• **What you have to do**
Give only the number of lines that include the string "Windstärke".

--- Records shown ---

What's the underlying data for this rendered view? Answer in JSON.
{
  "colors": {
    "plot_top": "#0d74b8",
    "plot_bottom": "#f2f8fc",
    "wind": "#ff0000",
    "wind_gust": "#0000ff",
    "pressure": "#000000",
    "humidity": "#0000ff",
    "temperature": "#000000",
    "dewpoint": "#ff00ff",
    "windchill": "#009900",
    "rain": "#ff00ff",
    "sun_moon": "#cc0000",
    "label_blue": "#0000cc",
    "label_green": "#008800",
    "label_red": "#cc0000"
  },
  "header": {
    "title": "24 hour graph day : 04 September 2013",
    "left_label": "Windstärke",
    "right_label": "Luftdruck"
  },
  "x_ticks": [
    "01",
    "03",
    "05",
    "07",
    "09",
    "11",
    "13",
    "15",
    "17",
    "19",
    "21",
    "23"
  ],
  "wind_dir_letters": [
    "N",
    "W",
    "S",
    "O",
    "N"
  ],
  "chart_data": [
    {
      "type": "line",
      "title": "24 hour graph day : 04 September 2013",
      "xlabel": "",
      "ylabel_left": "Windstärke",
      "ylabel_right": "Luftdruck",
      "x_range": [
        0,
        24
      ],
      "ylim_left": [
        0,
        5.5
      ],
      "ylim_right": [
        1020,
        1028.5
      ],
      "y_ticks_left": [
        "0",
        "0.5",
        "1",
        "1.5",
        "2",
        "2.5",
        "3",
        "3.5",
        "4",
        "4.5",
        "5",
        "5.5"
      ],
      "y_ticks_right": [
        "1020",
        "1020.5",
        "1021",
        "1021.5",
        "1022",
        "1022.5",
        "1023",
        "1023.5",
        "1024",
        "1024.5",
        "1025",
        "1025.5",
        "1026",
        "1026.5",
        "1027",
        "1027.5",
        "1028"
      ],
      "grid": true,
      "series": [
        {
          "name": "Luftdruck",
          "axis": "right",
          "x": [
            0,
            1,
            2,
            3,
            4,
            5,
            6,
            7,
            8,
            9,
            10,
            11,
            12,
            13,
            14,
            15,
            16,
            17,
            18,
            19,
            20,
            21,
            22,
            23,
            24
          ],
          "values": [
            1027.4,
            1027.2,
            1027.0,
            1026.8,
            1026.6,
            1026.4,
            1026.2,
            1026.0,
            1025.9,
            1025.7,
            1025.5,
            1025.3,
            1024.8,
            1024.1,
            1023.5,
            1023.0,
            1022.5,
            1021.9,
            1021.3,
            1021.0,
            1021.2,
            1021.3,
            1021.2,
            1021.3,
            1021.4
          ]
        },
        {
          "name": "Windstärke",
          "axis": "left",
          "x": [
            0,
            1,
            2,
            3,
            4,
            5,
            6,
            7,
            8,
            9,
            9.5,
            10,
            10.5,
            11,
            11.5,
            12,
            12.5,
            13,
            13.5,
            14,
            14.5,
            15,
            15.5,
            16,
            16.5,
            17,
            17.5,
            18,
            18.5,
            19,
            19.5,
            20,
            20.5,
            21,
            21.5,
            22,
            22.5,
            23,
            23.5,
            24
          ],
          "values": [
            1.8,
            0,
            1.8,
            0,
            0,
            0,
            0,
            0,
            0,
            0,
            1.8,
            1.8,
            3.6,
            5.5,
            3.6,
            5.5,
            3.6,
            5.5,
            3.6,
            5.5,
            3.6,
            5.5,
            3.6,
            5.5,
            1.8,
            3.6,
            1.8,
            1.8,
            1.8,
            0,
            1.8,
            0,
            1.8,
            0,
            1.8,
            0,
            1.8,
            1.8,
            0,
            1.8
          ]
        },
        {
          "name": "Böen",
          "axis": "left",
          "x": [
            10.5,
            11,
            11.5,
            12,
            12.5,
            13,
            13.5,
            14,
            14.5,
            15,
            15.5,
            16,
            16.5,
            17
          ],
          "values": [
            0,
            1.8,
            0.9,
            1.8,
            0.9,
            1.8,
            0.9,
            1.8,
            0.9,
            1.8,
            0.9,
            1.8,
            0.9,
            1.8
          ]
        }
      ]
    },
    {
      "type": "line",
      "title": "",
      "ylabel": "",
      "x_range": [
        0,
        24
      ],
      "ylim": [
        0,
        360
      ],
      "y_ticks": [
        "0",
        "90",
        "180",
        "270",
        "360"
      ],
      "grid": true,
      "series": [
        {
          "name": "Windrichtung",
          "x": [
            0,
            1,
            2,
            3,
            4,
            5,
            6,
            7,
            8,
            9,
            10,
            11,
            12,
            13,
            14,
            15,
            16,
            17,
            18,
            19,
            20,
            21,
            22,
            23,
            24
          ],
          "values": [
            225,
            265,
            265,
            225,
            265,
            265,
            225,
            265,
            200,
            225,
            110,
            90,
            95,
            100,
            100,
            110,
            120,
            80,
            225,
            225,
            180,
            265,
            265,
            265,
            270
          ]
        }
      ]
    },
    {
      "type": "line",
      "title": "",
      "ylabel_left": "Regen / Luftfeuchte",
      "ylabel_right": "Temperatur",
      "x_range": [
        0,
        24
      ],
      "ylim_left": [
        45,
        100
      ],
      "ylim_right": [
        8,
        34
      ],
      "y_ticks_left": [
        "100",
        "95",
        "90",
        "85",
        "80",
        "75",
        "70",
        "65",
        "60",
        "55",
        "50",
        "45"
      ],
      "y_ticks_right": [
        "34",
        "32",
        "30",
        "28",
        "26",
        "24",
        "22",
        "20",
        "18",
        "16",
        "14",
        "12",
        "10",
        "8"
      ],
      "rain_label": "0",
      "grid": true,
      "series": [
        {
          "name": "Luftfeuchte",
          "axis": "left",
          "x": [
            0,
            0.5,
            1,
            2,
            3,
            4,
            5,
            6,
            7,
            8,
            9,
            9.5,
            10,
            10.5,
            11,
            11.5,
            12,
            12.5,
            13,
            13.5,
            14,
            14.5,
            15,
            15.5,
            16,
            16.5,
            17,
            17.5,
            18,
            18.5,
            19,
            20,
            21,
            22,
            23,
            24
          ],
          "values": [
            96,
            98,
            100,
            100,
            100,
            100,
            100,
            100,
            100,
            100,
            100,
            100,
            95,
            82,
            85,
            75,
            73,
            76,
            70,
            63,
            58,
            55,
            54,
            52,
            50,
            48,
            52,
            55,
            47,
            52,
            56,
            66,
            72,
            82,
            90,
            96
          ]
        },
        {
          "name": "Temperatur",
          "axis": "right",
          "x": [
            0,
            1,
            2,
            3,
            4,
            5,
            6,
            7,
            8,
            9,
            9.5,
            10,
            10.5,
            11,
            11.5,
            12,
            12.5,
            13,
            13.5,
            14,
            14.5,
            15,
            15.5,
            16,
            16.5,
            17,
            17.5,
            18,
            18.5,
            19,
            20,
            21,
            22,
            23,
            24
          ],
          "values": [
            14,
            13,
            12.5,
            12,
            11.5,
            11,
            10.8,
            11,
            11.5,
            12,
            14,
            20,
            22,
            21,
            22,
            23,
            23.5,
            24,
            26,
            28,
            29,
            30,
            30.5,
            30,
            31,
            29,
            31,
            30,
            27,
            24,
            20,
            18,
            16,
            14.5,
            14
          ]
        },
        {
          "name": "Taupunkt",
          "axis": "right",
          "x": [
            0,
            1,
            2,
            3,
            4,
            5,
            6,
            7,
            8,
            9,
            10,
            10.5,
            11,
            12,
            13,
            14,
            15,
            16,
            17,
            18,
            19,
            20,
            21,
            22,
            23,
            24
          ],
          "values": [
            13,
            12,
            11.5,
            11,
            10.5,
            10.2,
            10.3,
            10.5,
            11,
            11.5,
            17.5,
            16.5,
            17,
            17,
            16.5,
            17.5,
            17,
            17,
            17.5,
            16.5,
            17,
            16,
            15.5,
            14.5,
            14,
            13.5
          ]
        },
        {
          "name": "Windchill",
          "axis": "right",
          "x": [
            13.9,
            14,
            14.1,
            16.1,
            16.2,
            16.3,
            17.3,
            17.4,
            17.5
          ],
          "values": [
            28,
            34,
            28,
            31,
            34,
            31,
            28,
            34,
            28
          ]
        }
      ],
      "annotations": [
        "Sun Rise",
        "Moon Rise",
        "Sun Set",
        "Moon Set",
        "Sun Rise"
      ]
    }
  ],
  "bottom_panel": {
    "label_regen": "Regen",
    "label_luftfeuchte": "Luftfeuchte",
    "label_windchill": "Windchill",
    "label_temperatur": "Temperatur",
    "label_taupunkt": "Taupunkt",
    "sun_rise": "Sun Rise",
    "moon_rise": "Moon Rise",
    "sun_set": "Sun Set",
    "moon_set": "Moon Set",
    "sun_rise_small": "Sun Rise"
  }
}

---

• **Complete response**
3